GIVEN TASK: Do not carry the pictures over; copy every other part of the entries exactly.

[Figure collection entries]
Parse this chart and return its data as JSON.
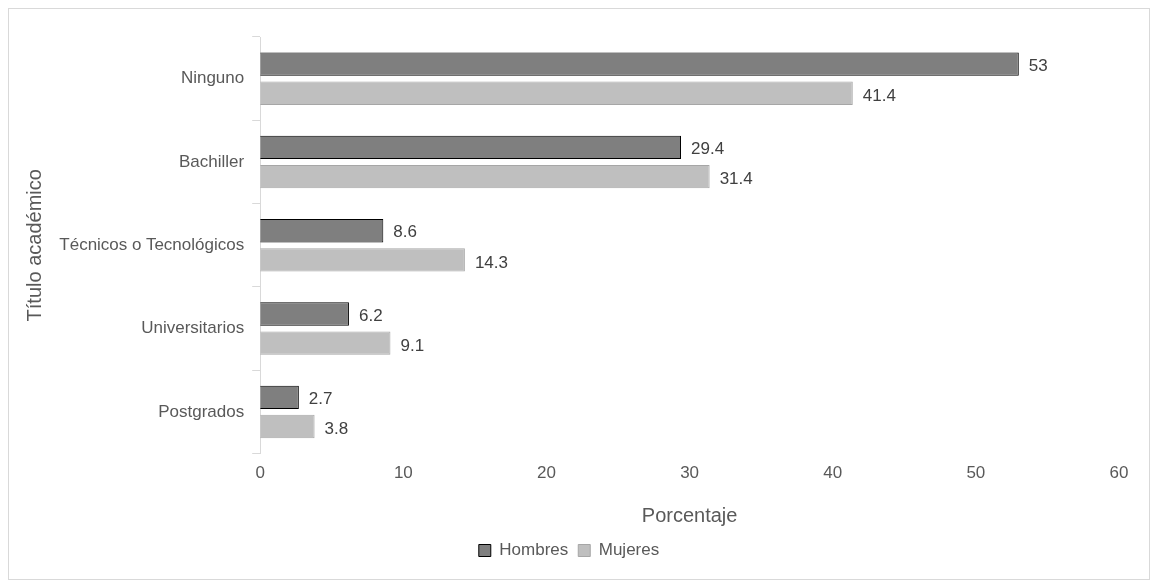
{
  "chart_data": {
    "type": "bar",
    "orientation": "horizontal",
    "xlabel": "Porcentaje",
    "ylabel": "Título académico",
    "categories": [
      "Ninguno",
      "Bachiller",
      "Técnicos o Tecnológicos",
      "Universitarios",
      "Postgrados"
    ],
    "series": [
      {
        "name": "Hombres",
        "color": "#7f7f7f",
        "values": [
          53,
          29.4,
          8.6,
          6.2,
          2.7
        ]
      },
      {
        "name": "Mujeres",
        "color": "#bfbfbf",
        "values": [
          41.4,
          31.4,
          14.3,
          9.1,
          3.8
        ]
      }
    ],
    "xlim": [
      0,
      60
    ],
    "xticks": [
      0,
      10,
      20,
      30,
      40,
      50,
      60
    ],
    "grid": false,
    "legend": "bottom",
    "data_labels": true
  }
}
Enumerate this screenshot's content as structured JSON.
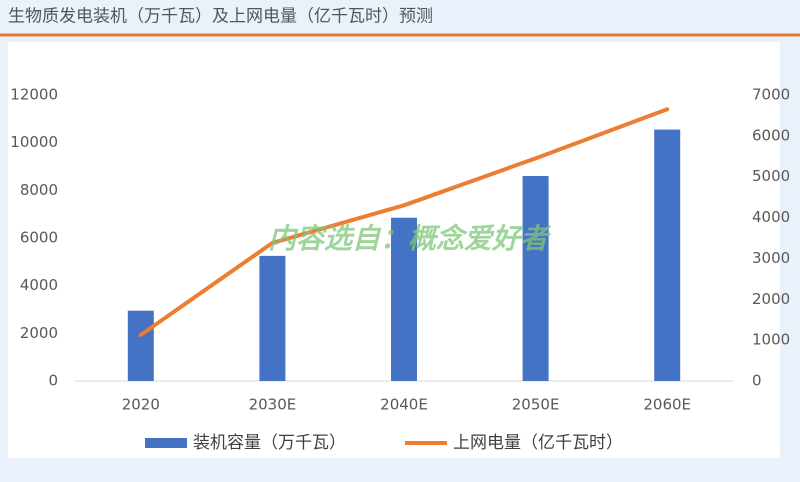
{
  "chart_data": {
    "type": "bar",
    "title": "生物质发电装机（万千瓦）及上网电量（亿千瓦时）预测",
    "watermark": "内容选自：概念爱好者",
    "categories": [
      "2020",
      "2030E",
      "2040E",
      "2050E",
      "2060E"
    ],
    "series": [
      {
        "name": "装机容量（万千瓦）",
        "type": "bar",
        "color": "#4472c4",
        "values": [
          2950,
          5250,
          6850,
          8600,
          10550
        ]
      },
      {
        "name": "上网电量（亿千瓦时）",
        "type": "line",
        "axis": "y2",
        "color": "#ed7d31",
        "values": [
          1130,
          3380,
          4300,
          5450,
          6650
        ]
      }
    ],
    "ylim": [
      0,
      12000
    ],
    "yticks": [
      0,
      2000,
      4000,
      6000,
      8000,
      10000,
      12000
    ],
    "y2lim": [
      0,
      7000
    ],
    "y2ticks": [
      0,
      1000,
      2000,
      3000,
      4000,
      5000,
      6000,
      7000
    ],
    "grid": false,
    "legend": "bottom"
  }
}
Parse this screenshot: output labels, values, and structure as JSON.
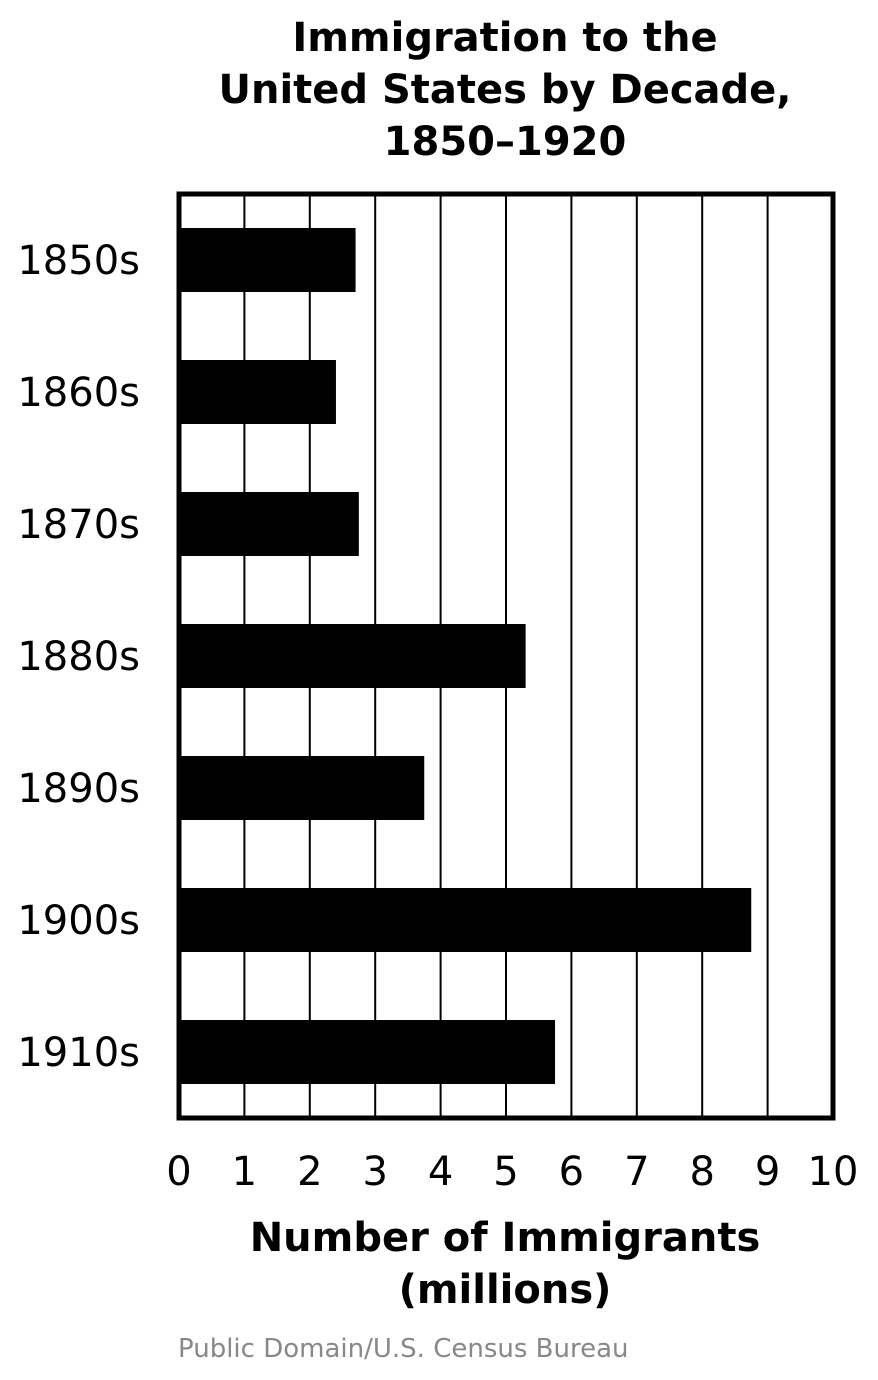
{
  "chart_data": {
    "type": "bar",
    "orientation": "horizontal",
    "title_lines": [
      "Immigration to the",
      "United States by Decade,",
      "1850–1920"
    ],
    "categories": [
      "1850s",
      "1860s",
      "1870s",
      "1880s",
      "1890s",
      "1900s",
      "1910s"
    ],
    "values": [
      2.7,
      2.4,
      2.75,
      5.3,
      3.75,
      8.75,
      5.75
    ],
    "xlabel_lines": [
      "Number of Immigrants",
      "(millions)"
    ],
    "xlim": [
      0,
      10
    ],
    "xticks": [
      "0",
      "1",
      "2",
      "3",
      "4",
      "5",
      "6",
      "7",
      "8",
      "9",
      "10"
    ],
    "grid": "vertical",
    "bar_color": "#000000"
  },
  "source": "Public Domain/U.S. Census Bureau"
}
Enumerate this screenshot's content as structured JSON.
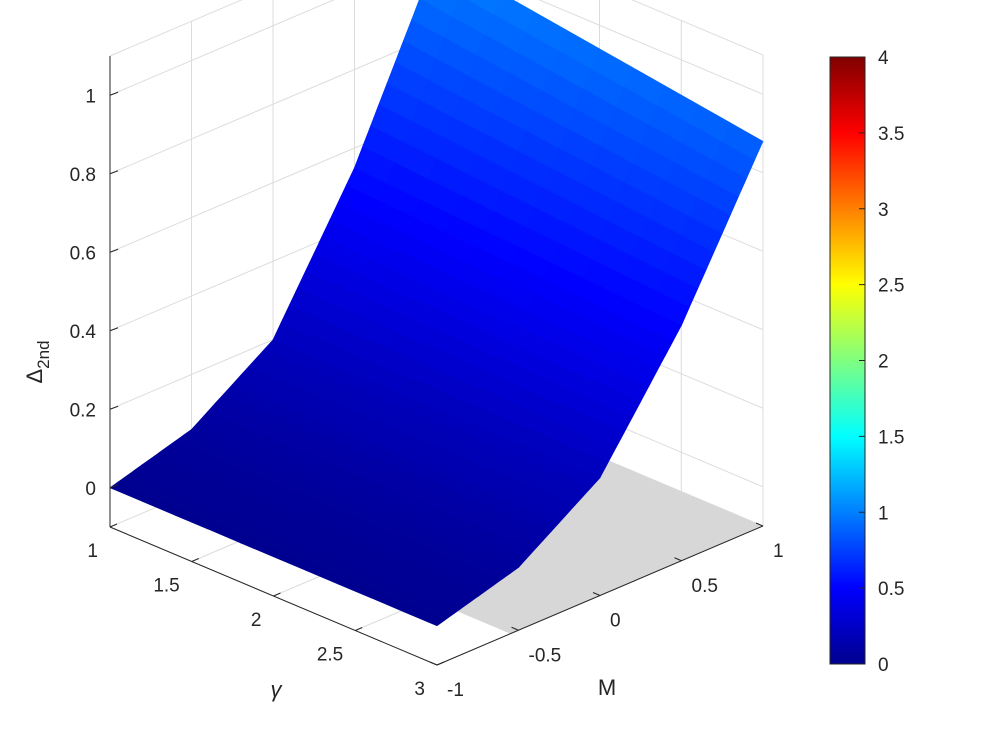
{
  "chart_data": {
    "type": "surface",
    "zlabel_main": "Δ",
    "zlabel_sub": "2nd",
    "xlabel": "M",
    "ylabel": "γ",
    "x_ticks": [
      "-1",
      "-0.5",
      "0",
      "0.5",
      "1"
    ],
    "y_ticks": [
      "1",
      "1.5",
      "2",
      "2.5",
      "3"
    ],
    "z_ticks": [
      "0",
      "0.2",
      "0.4",
      "0.6",
      "0.8",
      "1"
    ],
    "xlim": [
      -1,
      1
    ],
    "ylim": [
      1,
      3
    ],
    "zlim": [
      -0.1,
      1.1
    ],
    "colormap": "jet",
    "clim": [
      0,
      4
    ],
    "colorbar_ticks": [
      "0",
      "0.5",
      "1",
      "1.5",
      "2",
      "2.5",
      "3",
      "3.5",
      "4"
    ],
    "grid": true,
    "surface_samples": {
      "M": [
        -1,
        -0.5,
        0,
        0.5,
        1
      ],
      "gamma": [
        1,
        2,
        3
      ],
      "values_at_gamma_1": [
        0,
        0.06,
        0.2,
        0.55,
        1.0
      ],
      "values_at_gamma_3": [
        0,
        0.06,
        0.2,
        0.5,
        0.88
      ]
    }
  }
}
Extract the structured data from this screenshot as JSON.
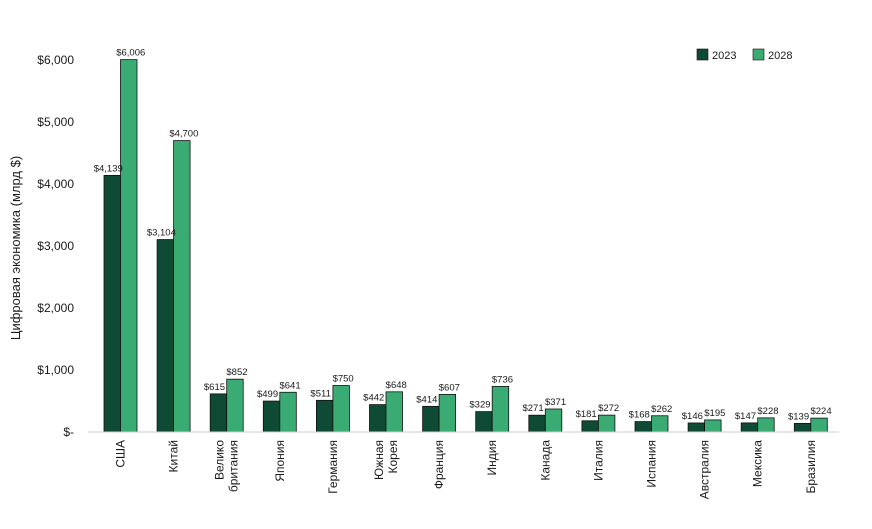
{
  "chart_data": {
    "type": "bar",
    "ylabel": "Цифровая экономика (млрд $)",
    "xlabel": "",
    "ylim": [
      0,
      6000
    ],
    "y_ticks": [
      {
        "value": 0,
        "label": "$-"
      },
      {
        "value": 1000,
        "label": "$1,000"
      },
      {
        "value": 2000,
        "label": "$2,000"
      },
      {
        "value": 3000,
        "label": "$3,000"
      },
      {
        "value": 4000,
        "label": "$4,000"
      },
      {
        "value": 5000,
        "label": "$5,000"
      },
      {
        "value": 6000,
        "label": "$6,000"
      }
    ],
    "grid": false,
    "legend_position": "top-right",
    "categories": [
      [
        "США"
      ],
      [
        "Китай"
      ],
      [
        "Велико",
        "британия"
      ],
      [
        "Япония"
      ],
      [
        "Германия"
      ],
      [
        "Южная",
        "Корея"
      ],
      [
        "Франция"
      ],
      [
        "Индия"
      ],
      [
        "Канада"
      ],
      [
        "Италия"
      ],
      [
        "Испания"
      ],
      [
        "Австралия"
      ],
      [
        "Мексика"
      ],
      [
        "Бразилия"
      ]
    ],
    "series": [
      {
        "name": "2023",
        "color": "#0f4a34",
        "values": [
          4139,
          3104,
          615,
          499,
          511,
          442,
          414,
          329,
          271,
          181,
          168,
          146,
          147,
          139
        ],
        "labels": [
          "$4,139",
          "$3,104",
          "$615",
          "$499",
          "$511",
          "$442",
          "$414",
          "$329",
          "$271",
          "$181",
          "$168",
          "$146",
          "$147",
          "$139"
        ]
      },
      {
        "name": "2028",
        "color": "#3aab73",
        "values": [
          6006,
          4700,
          852,
          641,
          750,
          648,
          607,
          736,
          371,
          272,
          262,
          195,
          228,
          224
        ],
        "labels": [
          "$6,006",
          "$4,700",
          "$852",
          "$641",
          "$750",
          "$648",
          "$607",
          "$736",
          "$371",
          "$272",
          "$262",
          "$195",
          "$228",
          "$224"
        ]
      }
    ]
  }
}
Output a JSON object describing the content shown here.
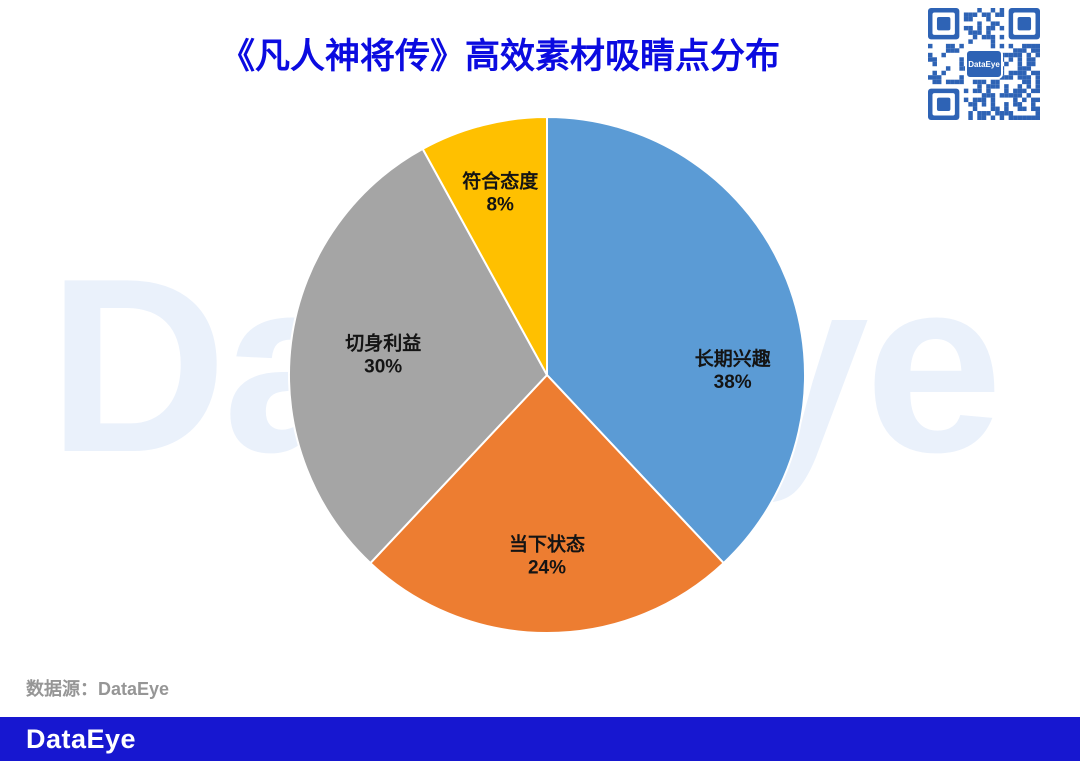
{
  "header": {
    "title": "《凡人神将传》高效素材吸睛点分布"
  },
  "qr": {
    "logo_text": "DataEye"
  },
  "watermark": {
    "text": "DataEye"
  },
  "source": {
    "note": "数据源：DataEye"
  },
  "footer": {
    "logo": "DataEye"
  },
  "colors": {
    "title": "#0b0be0",
    "footer_bg": "#1717d0",
    "qr_blue": "#2e63b5",
    "watermark": "#eaf1fb",
    "source_text": "#969696",
    "label_text": "#141414"
  },
  "chart_data": {
    "type": "pie",
    "title": "《凡人神将传》高效素材吸睛点分布",
    "start_angle_deg": 0,
    "direction": "clockwise",
    "slices": [
      {
        "label": "长期兴趣",
        "value": 38,
        "color": "#5B9BD5"
      },
      {
        "label": "当下状态",
        "value": 24,
        "color": "#ED7D31"
      },
      {
        "label": "切身利益",
        "value": 30,
        "color": "#A5A5A5"
      },
      {
        "label": "符合态度",
        "value": 8,
        "color": "#FFC000"
      }
    ],
    "value_suffix": "%",
    "legend": "none"
  }
}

ANSWER TO THIS PROBLEM:
Parse this chart and return its data as JSON.
{
  "chart_data": {
    "type": "bar",
    "orientation": "horizontal",
    "xlabel": "Porcentaje",
    "ylabel": "Título académico",
    "categories": [
      "Ninguno",
      "Bachiller",
      "Técnicos o Tecnológicos",
      "Universitarios",
      "Postgrados"
    ],
    "series": [
      {
        "name": "Hombres",
        "color": "#7f7f7f",
        "values": [
          53,
          29.4,
          8.6,
          6.2,
          2.7
        ]
      },
      {
        "name": "Mujeres",
        "color": "#bfbfbf",
        "values": [
          41.4,
          31.4,
          14.3,
          9.1,
          3.8
        ]
      }
    ],
    "xlim": [
      0,
      60
    ],
    "xticks": [
      0,
      10,
      20,
      30,
      40,
      50,
      60
    ],
    "grid": false,
    "legend": "bottom",
    "data_labels": true
  }
}
Enumerate this screenshot's content as structured JSON.
{
  "chart_data": {
    "type": "bar",
    "title": "生物质发电装机（万千瓦）及上网电量（亿千瓦时）预测",
    "watermark": "内容选自：概念爱好者",
    "categories": [
      "2020",
      "2030E",
      "2040E",
      "2050E",
      "2060E"
    ],
    "series": [
      {
        "name": "装机容量（万千瓦）",
        "type": "bar",
        "color": "#4472c4",
        "values": [
          2950,
          5250,
          6850,
          8600,
          10550
        ]
      },
      {
        "name": "上网电量（亿千瓦时）",
        "type": "line",
        "axis": "y2",
        "color": "#ed7d31",
        "values": [
          1130,
          3380,
          4300,
          5450,
          6650
        ]
      }
    ],
    "ylim": [
      0,
      12000
    ],
    "yticks": [
      0,
      2000,
      4000,
      6000,
      8000,
      10000,
      12000
    ],
    "y2lim": [
      0,
      7000
    ],
    "y2ticks": [
      0,
      1000,
      2000,
      3000,
      4000,
      5000,
      6000,
      7000
    ],
    "grid": false,
    "legend": "bottom"
  }
}
Parse this screenshot: output labels, values, and structure as JSON.
{
  "chart_data": {
    "type": "bar",
    "orientation": "horizontal",
    "title_lines": [
      "Immigration to the",
      "United States by Decade,",
      "1850–1920"
    ],
    "categories": [
      "1850s",
      "1860s",
      "1870s",
      "1880s",
      "1890s",
      "1900s",
      "1910s"
    ],
    "values": [
      2.7,
      2.4,
      2.75,
      5.3,
      3.75,
      8.75,
      5.75
    ],
    "xlabel_lines": [
      "Number of Immigrants",
      "(millions)"
    ],
    "xlim": [
      0,
      10
    ],
    "xticks": [
      "0",
      "1",
      "2",
      "3",
      "4",
      "5",
      "6",
      "7",
      "8",
      "9",
      "10"
    ],
    "grid": "vertical",
    "bar_color": "#000000"
  },
  "source": "Public Domain/U.S. Census Bureau"
}
Enumerate this screenshot's content as structured JSON.
{
  "chart_data": {
    "type": "surface",
    "zlabel_main": "Δ",
    "zlabel_sub": "2nd",
    "xlabel": "M",
    "ylabel": "γ",
    "x_ticks": [
      "-1",
      "-0.5",
      "0",
      "0.5",
      "1"
    ],
    "y_ticks": [
      "1",
      "1.5",
      "2",
      "2.5",
      "3"
    ],
    "z_ticks": [
      "0",
      "0.2",
      "0.4",
      "0.6",
      "0.8",
      "1"
    ],
    "xlim": [
      -1,
      1
    ],
    "ylim": [
      1,
      3
    ],
    "zlim": [
      -0.1,
      1.1
    ],
    "colormap": "jet",
    "clim": [
      0,
      4
    ],
    "colorbar_ticks": [
      "0",
      "0.5",
      "1",
      "1.5",
      "2",
      "2.5",
      "3",
      "3.5",
      "4"
    ],
    "grid": true,
    "surface_samples": {
      "M": [
        -1,
        -0.5,
        0,
        0.5,
        1
      ],
      "gamma": [
        1,
        2,
        3
      ],
      "values_at_gamma_1": [
        0,
        0.06,
        0.2,
        0.55,
        1.0
      ],
      "values_at_gamma_3": [
        0,
        0.06,
        0.2,
        0.5,
        0.88
      ]
    }
  }
}
Extract the structured data from this screenshot as JSON.
{
  "chart_data": {
    "type": "bar",
    "ylabel": "Цифровая экономика (млрд $)",
    "xlabel": "",
    "ylim": [
      0,
      6000
    ],
    "y_ticks": [
      {
        "value": 0,
        "label": "$-"
      },
      {
        "value": 1000,
        "label": "$1,000"
      },
      {
        "value": 2000,
        "label": "$2,000"
      },
      {
        "value": 3000,
        "label": "$3,000"
      },
      {
        "value": 4000,
        "label": "$4,000"
      },
      {
        "value": 5000,
        "label": "$5,000"
      },
      {
        "value": 6000,
        "label": "$6,000"
      }
    ],
    "grid": false,
    "legend_position": "top-right",
    "categories": [
      [
        "США"
      ],
      [
        "Китай"
      ],
      [
        "Велико",
        "британия"
      ],
      [
        "Япония"
      ],
      [
        "Германия"
      ],
      [
        "Южная",
        "Корея"
      ],
      [
        "Франция"
      ],
      [
        "Индия"
      ],
      [
        "Канада"
      ],
      [
        "Италия"
      ],
      [
        "Испания"
      ],
      [
        "Австралия"
      ],
      [
        "Мексика"
      ],
      [
        "Бразилия"
      ]
    ],
    "series": [
      {
        "name": "2023",
        "color": "#0f4a34",
        "values": [
          4139,
          3104,
          615,
          499,
          511,
          442,
          414,
          329,
          271,
          181,
          168,
          146,
          147,
          139
        ],
        "labels": [
          "$4,139",
          "$3,104",
          "$615",
          "$499",
          "$511",
          "$442",
          "$414",
          "$329",
          "$271",
          "$181",
          "$168",
          "$146",
          "$147",
          "$139"
        ]
      },
      {
        "name": "2028",
        "color": "#3aab73",
        "values": [
          6006,
          4700,
          852,
          641,
          750,
          648,
          607,
          736,
          371,
          272,
          262,
          195,
          228,
          224
        ],
        "labels": [
          "$6,006",
          "$4,700",
          "$852",
          "$641",
          "$750",
          "$648",
          "$607",
          "$736",
          "$371",
          "$272",
          "$262",
          "$195",
          "$228",
          "$224"
        ]
      }
    ]
  }
}
Output a JSON object describing the content shown here.
{
  "header": {
    "title": "《凡人神将传》高效素材吸睛点分布"
  },
  "qr": {
    "logo_text": "DataEye"
  },
  "watermark": {
    "text": "DataEye"
  },
  "source": {
    "note": "数据源：DataEye"
  },
  "footer": {
    "logo": "DataEye"
  },
  "colors": {
    "title": "#0b0be0",
    "footer_bg": "#1717d0",
    "qr_blue": "#2e63b5",
    "watermark": "#eaf1fb",
    "source_text": "#969696",
    "label_text": "#141414"
  },
  "chart_data": {
    "type": "pie",
    "title": "《凡人神将传》高效素材吸睛点分布",
    "start_angle_deg": 0,
    "direction": "clockwise",
    "slices": [
      {
        "label": "长期兴趣",
        "value": 38,
        "color": "#5B9BD5"
      },
      {
        "label": "当下状态",
        "value": 24,
        "color": "#ED7D31"
      },
      {
        "label": "切身利益",
        "value": 30,
        "color": "#A5A5A5"
      },
      {
        "label": "符合态度",
        "value": 8,
        "color": "#FFC000"
      }
    ],
    "value_suffix": "%",
    "legend": "none"
  }
}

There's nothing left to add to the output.